Element location data
◇ ◇ ◇ ◇
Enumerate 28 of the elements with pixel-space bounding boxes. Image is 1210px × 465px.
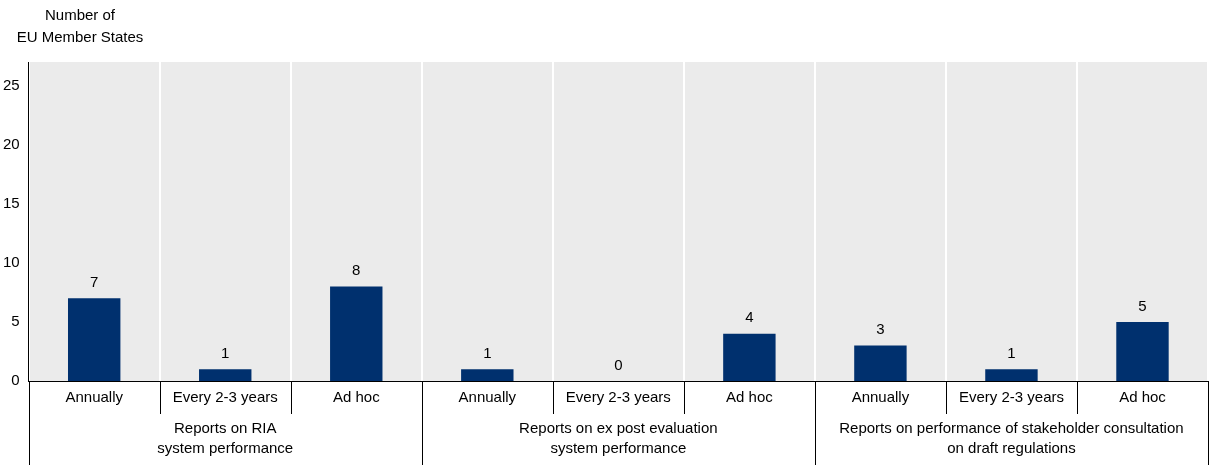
data-label: 3: [876, 320, 885, 338]
x-tick-label: Every 2-3 years: [172, 388, 278, 406]
data-label: 7: [90, 272, 99, 290]
y-tick-label: 10: [3, 252, 20, 270]
y-tick-label: 25: [3, 75, 20, 93]
x-tick-label: Annually: [458, 388, 517, 406]
x-tick-label: Ad hoc: [332, 388, 381, 406]
x-tick-label: Every 2-3 years: [958, 388, 1064, 406]
data-label: 4: [745, 308, 754, 326]
x-tick-label: Annually: [851, 388, 910, 406]
y-tick-label: 15: [3, 193, 20, 211]
text: Reports on RIA system performance: [157, 418, 294, 456]
data-label: 1: [1007, 343, 1016, 361]
y-axis-title: Number of EU Member States: [15, 5, 145, 47]
x-tick-label: Ad hoc: [1119, 388, 1167, 406]
x-tick-label: Ad hoc: [726, 388, 774, 406]
y-tick-label: 0: [11, 371, 20, 389]
data-label: 5: [1138, 296, 1147, 314]
data-label: 8: [352, 261, 361, 279]
x-tick-label: Annually: [65, 388, 124, 406]
x-tick-label: Every 2-3 years: [565, 388, 671, 406]
data-label: 1: [483, 343, 492, 361]
data-label: 0: [614, 355, 623, 373]
data-label: 1: [221, 343, 230, 361]
y-tick-label: 5: [11, 312, 20, 330]
y-tick-label: 20: [3, 134, 20, 152]
text: Reports on performance of stakeholder consultation on draft regulations: [839, 418, 1184, 456]
text: Reports on ex post evaluation system performance: [519, 418, 718, 456]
◇ ◇ ◇ ◇
» PROBLEM REQUIREMENTS
Reproduce every item above word for word, omitting the pictures.

» WRITTEN SOLUTION
Enumerate 28 of the elements with pixel-space bounding boxes. Image is 1210px × 465px.
data-label: 3: [876, 320, 885, 338]
x-tick-label: Every 2-3 years: [172, 388, 278, 406]
data-label: 7: [90, 272, 99, 290]
y-tick-label: 10: [3, 252, 20, 270]
y-tick-label: 25: [3, 75, 20, 93]
x-tick-label: Annually: [458, 388, 517, 406]
x-tick-label: Ad hoc: [332, 388, 381, 406]
x-tick-label: Every 2-3 years: [958, 388, 1064, 406]
data-label: 4: [745, 308, 754, 326]
x-tick-label: Annually: [851, 388, 910, 406]
y-tick-label: 15: [3, 193, 20, 211]
text: Reports on RIA system performance: [157, 418, 294, 456]
data-label: 1: [1007, 343, 1016, 361]
y-axis-title: Number of EU Member States: [15, 5, 145, 47]
x-tick-label: Ad hoc: [1119, 388, 1167, 406]
x-tick-label: Ad hoc: [726, 388, 774, 406]
y-tick-label: 0: [11, 371, 20, 389]
data-label: 5: [1138, 296, 1147, 314]
data-label: 8: [352, 261, 361, 279]
x-tick-label: Annually: [65, 388, 124, 406]
x-tick-label: Every 2-3 years: [565, 388, 671, 406]
data-label: 1: [483, 343, 492, 361]
data-label: 0: [614, 355, 623, 373]
data-label: 1: [221, 343, 230, 361]
y-tick-label: 5: [11, 312, 20, 330]
y-tick-label: 20: [3, 134, 20, 152]
text: Reports on performance of stakeholder consultation on draft regulations: [839, 418, 1184, 456]
text: Reports on ex post evaluation system performance: [519, 418, 718, 456]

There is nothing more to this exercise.